Extracts from a graphics dataset:
◇ ◇ ◇ ◇
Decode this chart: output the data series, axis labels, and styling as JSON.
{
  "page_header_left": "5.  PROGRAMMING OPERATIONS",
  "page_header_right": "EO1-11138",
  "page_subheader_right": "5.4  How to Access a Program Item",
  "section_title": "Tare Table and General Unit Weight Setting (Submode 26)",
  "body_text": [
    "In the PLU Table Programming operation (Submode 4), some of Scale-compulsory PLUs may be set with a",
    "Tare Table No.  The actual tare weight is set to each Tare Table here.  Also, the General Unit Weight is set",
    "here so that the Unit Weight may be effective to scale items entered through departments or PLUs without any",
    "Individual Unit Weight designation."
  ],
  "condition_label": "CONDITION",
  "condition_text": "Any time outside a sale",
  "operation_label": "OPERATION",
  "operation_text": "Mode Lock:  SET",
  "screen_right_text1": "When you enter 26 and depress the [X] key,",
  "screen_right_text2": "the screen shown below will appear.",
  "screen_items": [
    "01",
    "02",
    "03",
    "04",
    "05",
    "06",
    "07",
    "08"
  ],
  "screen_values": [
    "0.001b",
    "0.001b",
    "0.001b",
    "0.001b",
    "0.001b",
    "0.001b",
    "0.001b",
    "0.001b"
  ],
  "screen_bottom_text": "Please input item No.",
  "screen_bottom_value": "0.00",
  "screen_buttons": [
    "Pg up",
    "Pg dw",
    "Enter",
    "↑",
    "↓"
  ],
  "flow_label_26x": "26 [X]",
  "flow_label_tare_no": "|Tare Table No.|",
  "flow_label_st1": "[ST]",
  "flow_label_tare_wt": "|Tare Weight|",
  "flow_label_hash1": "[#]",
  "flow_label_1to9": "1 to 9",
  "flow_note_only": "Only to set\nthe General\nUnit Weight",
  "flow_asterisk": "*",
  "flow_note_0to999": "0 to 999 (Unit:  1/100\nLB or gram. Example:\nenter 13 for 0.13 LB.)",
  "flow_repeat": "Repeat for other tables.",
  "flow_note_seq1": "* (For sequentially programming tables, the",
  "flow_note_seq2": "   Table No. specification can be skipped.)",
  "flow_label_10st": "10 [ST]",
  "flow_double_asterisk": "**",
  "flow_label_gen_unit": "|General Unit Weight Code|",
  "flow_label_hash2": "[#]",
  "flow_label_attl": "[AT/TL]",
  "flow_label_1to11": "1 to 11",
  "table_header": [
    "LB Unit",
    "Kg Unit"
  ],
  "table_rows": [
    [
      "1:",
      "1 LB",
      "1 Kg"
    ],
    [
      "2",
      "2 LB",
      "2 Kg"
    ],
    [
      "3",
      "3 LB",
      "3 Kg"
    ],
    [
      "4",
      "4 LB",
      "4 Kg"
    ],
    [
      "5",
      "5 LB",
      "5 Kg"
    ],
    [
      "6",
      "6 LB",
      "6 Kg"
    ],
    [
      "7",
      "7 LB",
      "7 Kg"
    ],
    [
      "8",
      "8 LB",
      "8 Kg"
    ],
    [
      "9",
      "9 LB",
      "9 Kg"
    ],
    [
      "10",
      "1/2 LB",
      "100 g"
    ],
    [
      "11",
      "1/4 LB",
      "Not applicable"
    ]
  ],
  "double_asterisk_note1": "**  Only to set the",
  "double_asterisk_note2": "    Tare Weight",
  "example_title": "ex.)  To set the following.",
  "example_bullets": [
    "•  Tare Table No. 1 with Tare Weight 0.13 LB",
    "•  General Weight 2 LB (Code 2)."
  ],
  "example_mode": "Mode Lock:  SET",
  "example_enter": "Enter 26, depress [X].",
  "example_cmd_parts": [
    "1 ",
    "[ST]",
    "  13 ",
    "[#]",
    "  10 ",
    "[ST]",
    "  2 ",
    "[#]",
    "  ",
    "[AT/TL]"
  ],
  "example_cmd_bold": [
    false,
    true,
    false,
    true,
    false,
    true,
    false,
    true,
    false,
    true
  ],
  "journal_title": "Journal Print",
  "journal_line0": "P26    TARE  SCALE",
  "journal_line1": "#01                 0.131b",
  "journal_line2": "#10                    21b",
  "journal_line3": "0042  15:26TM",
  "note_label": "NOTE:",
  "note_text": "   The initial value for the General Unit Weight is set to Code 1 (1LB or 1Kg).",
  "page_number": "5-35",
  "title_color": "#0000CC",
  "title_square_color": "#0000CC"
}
◇ ◇ ◇ ◇
Problem statement:
Every entry must be retyped in full, exactly as given.

Completed task:
Decode this chart: output the data series, axis labels, and styling as JSON.
{
  "page_header_left": "5.  PROGRAMMING OPERATIONS",
  "page_header_right": "EO1-11138",
  "page_subheader_right": "5.4  How to Access a Program Item",
  "section_title": "Tare Table and General Unit Weight Setting (Submode 26)",
  "body_text": [
    "In the PLU Table Programming operation (Submode 4), some of Scale-compulsory PLUs may be set with a",
    "Tare Table No.  The actual tare weight is set to each Tare Table here.  Also, the General Unit Weight is set",
    "here so that the Unit Weight may be effective to scale items entered through departments or PLUs without any",
    "Individual Unit Weight designation."
  ],
  "condition_label": "CONDITION",
  "condition_text": "Any time outside a sale",
  "operation_label": "OPERATION",
  "operation_text": "Mode Lock:  SET",
  "screen_right_text1": "When you enter 26 and depress the [X] key,",
  "screen_right_text2": "the screen shown below will appear.",
  "screen_items": [
    "01",
    "02",
    "03",
    "04",
    "05",
    "06",
    "07",
    "08"
  ],
  "screen_values": [
    "0.001b",
    "0.001b",
    "0.001b",
    "0.001b",
    "0.001b",
    "0.001b",
    "0.001b",
    "0.001b"
  ],
  "screen_bottom_text": "Please input item No.",
  "screen_bottom_value": "0.00",
  "screen_buttons": [
    "Pg up",
    "Pg dw",
    "Enter",
    "↑",
    "↓"
  ],
  "flow_label_26x": "26 [X]",
  "flow_label_tare_no": "|Tare Table No.|",
  "flow_label_st1": "[ST]",
  "flow_label_tare_wt": "|Tare Weight|",
  "flow_label_hash1": "[#]",
  "flow_label_1to9": "1 to 9",
  "flow_note_only": "Only to set\nthe General\nUnit Weight",
  "flow_asterisk": "*",
  "flow_note_0to999": "0 to 999 (Unit:  1/100\nLB or gram. Example:\nenter 13 for 0.13 LB.)",
  "flow_repeat": "Repeat for other tables.",
  "flow_note_seq1": "* (For sequentially programming tables, the",
  "flow_note_seq2": "   Table No. specification can be skipped.)",
  "flow_label_10st": "10 [ST]",
  "flow_double_asterisk": "**",
  "flow_label_gen_unit": "|General Unit Weight Code|",
  "flow_label_hash2": "[#]",
  "flow_label_attl": "[AT/TL]",
  "flow_label_1to11": "1 to 11",
  "table_header": [
    "LB Unit",
    "Kg Unit"
  ],
  "table_rows": [
    [
      "1:",
      "1 LB",
      "1 Kg"
    ],
    [
      "2",
      "2 LB",
      "2 Kg"
    ],
    [
      "3",
      "3 LB",
      "3 Kg"
    ],
    [
      "4",
      "4 LB",
      "4 Kg"
    ],
    [
      "5",
      "5 LB",
      "5 Kg"
    ],
    [
      "6",
      "6 LB",
      "6 Kg"
    ],
    [
      "7",
      "7 LB",
      "7 Kg"
    ],
    [
      "8",
      "8 LB",
      "8 Kg"
    ],
    [
      "9",
      "9 LB",
      "9 Kg"
    ],
    [
      "10",
      "1/2 LB",
      "100 g"
    ],
    [
      "11",
      "1/4 LB",
      "Not applicable"
    ]
  ],
  "double_asterisk_note1": "**  Only to set the",
  "double_asterisk_note2": "    Tare Weight",
  "example_title": "ex.)  To set the following.",
  "example_bullets": [
    "•  Tare Table No. 1 with Tare Weight 0.13 LB",
    "•  General Weight 2 LB (Code 2)."
  ],
  "example_mode": "Mode Lock:  SET",
  "example_enter": "Enter 26, depress [X].",
  "example_cmd_parts": [
    "1 ",
    "[ST]",
    "  13 ",
    "[#]",
    "  10 ",
    "[ST]",
    "  2 ",
    "[#]",
    "  ",
    "[AT/TL]"
  ],
  "example_cmd_bold": [
    false,
    true,
    false,
    true,
    false,
    true,
    false,
    true,
    false,
    true
  ],
  "journal_title": "Journal Print",
  "journal_line0": "P26    TARE  SCALE",
  "journal_line1": "#01                 0.131b",
  "journal_line2": "#10                    21b",
  "journal_line3": "0042  15:26TM",
  "note_label": "NOTE:",
  "note_text": "   The initial value for the General Unit Weight is set to Code 1 (1LB or 1Kg).",
  "page_number": "5-35",
  "title_color": "#0000CC",
  "title_square_color": "#0000CC"
}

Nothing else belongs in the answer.